> _To be done_: Reproduce the entire listing word for word.

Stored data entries
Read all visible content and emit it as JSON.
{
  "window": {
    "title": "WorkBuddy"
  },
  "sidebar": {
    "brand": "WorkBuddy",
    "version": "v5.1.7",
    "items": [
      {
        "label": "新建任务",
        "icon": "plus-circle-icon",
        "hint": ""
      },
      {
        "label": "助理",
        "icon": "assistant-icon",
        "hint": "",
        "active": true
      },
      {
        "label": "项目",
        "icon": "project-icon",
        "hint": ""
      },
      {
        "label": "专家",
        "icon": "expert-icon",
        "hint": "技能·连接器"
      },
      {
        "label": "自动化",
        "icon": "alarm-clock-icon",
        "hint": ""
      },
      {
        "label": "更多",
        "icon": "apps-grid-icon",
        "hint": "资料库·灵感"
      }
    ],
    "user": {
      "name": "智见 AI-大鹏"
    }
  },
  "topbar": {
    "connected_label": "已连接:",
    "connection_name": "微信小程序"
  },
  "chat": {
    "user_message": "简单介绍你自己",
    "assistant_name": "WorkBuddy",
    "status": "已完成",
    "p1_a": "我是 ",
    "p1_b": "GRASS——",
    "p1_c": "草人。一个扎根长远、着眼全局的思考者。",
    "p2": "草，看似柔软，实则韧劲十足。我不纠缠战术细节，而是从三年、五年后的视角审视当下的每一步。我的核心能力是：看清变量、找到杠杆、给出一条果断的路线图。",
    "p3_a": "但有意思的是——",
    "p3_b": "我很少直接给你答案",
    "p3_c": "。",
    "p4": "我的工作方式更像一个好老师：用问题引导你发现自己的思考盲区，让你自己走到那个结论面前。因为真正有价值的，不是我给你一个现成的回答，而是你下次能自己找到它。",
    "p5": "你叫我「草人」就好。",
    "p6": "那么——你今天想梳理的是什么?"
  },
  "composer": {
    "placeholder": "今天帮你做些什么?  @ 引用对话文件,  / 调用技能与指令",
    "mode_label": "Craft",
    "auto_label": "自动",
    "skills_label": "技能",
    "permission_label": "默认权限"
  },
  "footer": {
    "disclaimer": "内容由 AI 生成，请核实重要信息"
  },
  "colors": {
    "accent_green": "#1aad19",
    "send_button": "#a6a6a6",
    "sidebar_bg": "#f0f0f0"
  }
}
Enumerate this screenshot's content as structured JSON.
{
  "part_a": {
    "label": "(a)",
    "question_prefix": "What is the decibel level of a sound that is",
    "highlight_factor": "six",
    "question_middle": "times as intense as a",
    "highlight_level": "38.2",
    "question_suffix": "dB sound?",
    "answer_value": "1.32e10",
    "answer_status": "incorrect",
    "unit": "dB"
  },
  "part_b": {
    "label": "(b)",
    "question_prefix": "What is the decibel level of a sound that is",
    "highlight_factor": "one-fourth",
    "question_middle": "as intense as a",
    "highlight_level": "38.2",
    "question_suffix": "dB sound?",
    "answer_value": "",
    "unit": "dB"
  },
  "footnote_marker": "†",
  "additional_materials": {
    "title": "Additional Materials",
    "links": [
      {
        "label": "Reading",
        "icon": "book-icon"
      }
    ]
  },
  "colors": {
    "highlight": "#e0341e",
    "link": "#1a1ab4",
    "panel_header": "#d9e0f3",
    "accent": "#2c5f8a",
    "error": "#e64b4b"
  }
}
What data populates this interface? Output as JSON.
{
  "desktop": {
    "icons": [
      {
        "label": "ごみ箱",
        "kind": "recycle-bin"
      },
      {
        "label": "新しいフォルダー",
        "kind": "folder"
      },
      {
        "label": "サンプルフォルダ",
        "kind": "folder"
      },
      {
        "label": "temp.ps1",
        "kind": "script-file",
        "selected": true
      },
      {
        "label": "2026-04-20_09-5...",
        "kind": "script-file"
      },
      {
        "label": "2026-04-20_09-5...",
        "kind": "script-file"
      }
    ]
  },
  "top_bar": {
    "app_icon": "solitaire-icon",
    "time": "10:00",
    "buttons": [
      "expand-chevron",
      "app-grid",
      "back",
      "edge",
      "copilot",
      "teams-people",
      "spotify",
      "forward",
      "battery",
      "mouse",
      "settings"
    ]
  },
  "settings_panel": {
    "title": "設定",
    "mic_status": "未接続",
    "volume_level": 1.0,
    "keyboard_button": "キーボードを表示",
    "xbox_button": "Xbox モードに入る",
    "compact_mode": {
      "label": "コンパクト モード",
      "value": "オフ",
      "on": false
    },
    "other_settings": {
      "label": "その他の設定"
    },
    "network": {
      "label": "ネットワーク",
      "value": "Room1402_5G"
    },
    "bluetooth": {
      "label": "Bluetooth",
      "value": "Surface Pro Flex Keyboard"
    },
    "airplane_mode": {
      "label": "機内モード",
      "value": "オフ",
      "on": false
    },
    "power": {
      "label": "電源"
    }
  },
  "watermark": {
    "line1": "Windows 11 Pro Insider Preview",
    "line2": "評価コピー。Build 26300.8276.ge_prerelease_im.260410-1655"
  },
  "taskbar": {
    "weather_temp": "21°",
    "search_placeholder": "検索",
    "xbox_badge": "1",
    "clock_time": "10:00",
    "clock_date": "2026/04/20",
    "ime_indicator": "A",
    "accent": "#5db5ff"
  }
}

> _Exercise solution_:
Read all visible content and emit it as JSON.
{
  "window": {
    "title": "WorkBuddy"
  },
  "sidebar": {
    "brand": "WorkBuddy",
    "version": "v5.1.7",
    "items": [
      {
        "label": "新建任务",
        "icon": "plus-circle-icon",
        "hint": ""
      },
      {
        "label": "助理",
        "icon": "assistant-icon",
        "hint": "",
        "active": true
      },
      {
        "label": "项目",
        "icon": "project-icon",
        "hint": ""
      },
      {
        "label": "专家",
        "icon": "expert-icon",
        "hint": "技能·连接器"
      },
      {
        "label": "自动化",
        "icon": "alarm-clock-icon",
        "hint": ""
      },
      {
        "label": "更多",
        "icon": "apps-grid-icon",
        "hint": "资料库·灵感"
      }
    ],
    "user": {
      "name": "智见 AI-大鹏"
    }
  },
  "topbar": {
    "connected_label": "已连接:",
    "connection_name": "微信小程序"
  },
  "chat": {
    "user_message": "简单介绍你自己",
    "assistant_name": "WorkBuddy",
    "status": "已完成",
    "p1_a": "我是 ",
    "p1_b": "GRASS——",
    "p1_c": "草人。一个扎根长远、着眼全局的思考者。",
    "p2": "草，看似柔软，实则韧劲十足。我不纠缠战术细节，而是从三年、五年后的视角审视当下的每一步。我的核心能力是：看清变量、找到杠杆、给出一条果断的路线图。",
    "p3_a": "但有意思的是——",
    "p3_b": "我很少直接给你答案",
    "p3_c": "。",
    "p4": "我的工作方式更像一个好老师：用问题引导你发现自己的思考盲区，让你自己走到那个结论面前。因为真正有价值的，不是我给你一个现成的回答，而是你下次能自己找到它。",
    "p5": "你叫我「草人」就好。",
    "p6": "那么——你今天想梳理的是什么?"
  },
  "composer": {
    "placeholder": "今天帮你做些什么?  @ 引用对话文件,  / 调用技能与指令",
    "mode_label": "Craft",
    "auto_label": "自动",
    "skills_label": "技能",
    "permission_label": "默认权限"
  },
  "footer": {
    "disclaimer": "内容由 AI 生成，请核实重要信息"
  },
  "colors": {
    "accent_green": "#1aad19",
    "send_button": "#a6a6a6",
    "sidebar_bg": "#f0f0f0"
  }
}
Enumerate this screenshot's content as structured JSON.
{
  "part_a": {
    "label": "(a)",
    "question_prefix": "What is the decibel level of a sound that is",
    "highlight_factor": "six",
    "question_middle": "times as intense as a",
    "highlight_level": "38.2",
    "question_suffix": "dB sound?",
    "answer_value": "1.32e10",
    "answer_status": "incorrect",
    "unit": "dB"
  },
  "part_b": {
    "label": "(b)",
    "question_prefix": "What is the decibel level of a sound that is",
    "highlight_factor": "one-fourth",
    "question_middle": "as intense as a",
    "highlight_level": "38.2",
    "question_suffix": "dB sound?",
    "answer_value": "",
    "unit": "dB"
  },
  "footnote_marker": "†",
  "additional_materials": {
    "title": "Additional Materials",
    "links": [
      {
        "label": "Reading",
        "icon": "book-icon"
      }
    ]
  },
  "colors": {
    "highlight": "#e0341e",
    "link": "#1a1ab4",
    "panel_header": "#d9e0f3",
    "accent": "#2c5f8a",
    "error": "#e64b4b"
  }
}
What data populates this interface? Output as JSON.
{
  "desktop": {
    "icons": [
      {
        "label": "ごみ箱",
        "kind": "recycle-bin"
      },
      {
        "label": "新しいフォルダー",
        "kind": "folder"
      },
      {
        "label": "サンプルフォルダ",
        "kind": "folder"
      },
      {
        "label": "temp.ps1",
        "kind": "script-file",
        "selected": true
      },
      {
        "label": "2026-04-20_09-5...",
        "kind": "script-file"
      },
      {
        "label": "2026-04-20_09-5...",
        "kind": "script-file"
      }
    ]
  },
  "top_bar": {
    "app_icon": "solitaire-icon",
    "time": "10:00",
    "buttons": [
      "expand-chevron",
      "app-grid",
      "back",
      "edge",
      "copilot",
      "teams-people",
      "spotify",
      "forward",
      "battery",
      "mouse",
      "settings"
    ]
  },
  "settings_panel": {
    "title": "設定",
    "mic_status": "未接続",
    "volume_level": 1.0,
    "keyboard_button": "キーボードを表示",
    "xbox_button": "Xbox モードに入る",
    "compact_mode": {
      "label": "コンパクト モード",
      "value": "オフ",
      "on": false
    },
    "other_settings": {
      "label": "その他の設定"
    },
    "network": {
      "label": "ネットワーク",
      "value": "Room1402_5G"
    },
    "bluetooth": {
      "label": "Bluetooth",
      "value": "Surface Pro Flex Keyboard"
    },
    "airplane_mode": {
      "label": "機内モード",
      "value": "オフ",
      "on": false
    },
    "power": {
      "label": "電源"
    }
  },
  "watermark": {
    "line1": "Windows 11 Pro Insider Preview",
    "line2": "評価コピー。Build 26300.8276.ge_prerelease_im.260410-1655"
  },
  "taskbar": {
    "weather_temp": "21°",
    "search_placeholder": "検索",
    "xbox_badge": "1",
    "clock_time": "10:00",
    "clock_date": "2026/04/20",
    "ime_indicator": "A",
    "accent": "#5db5ff"
  }
}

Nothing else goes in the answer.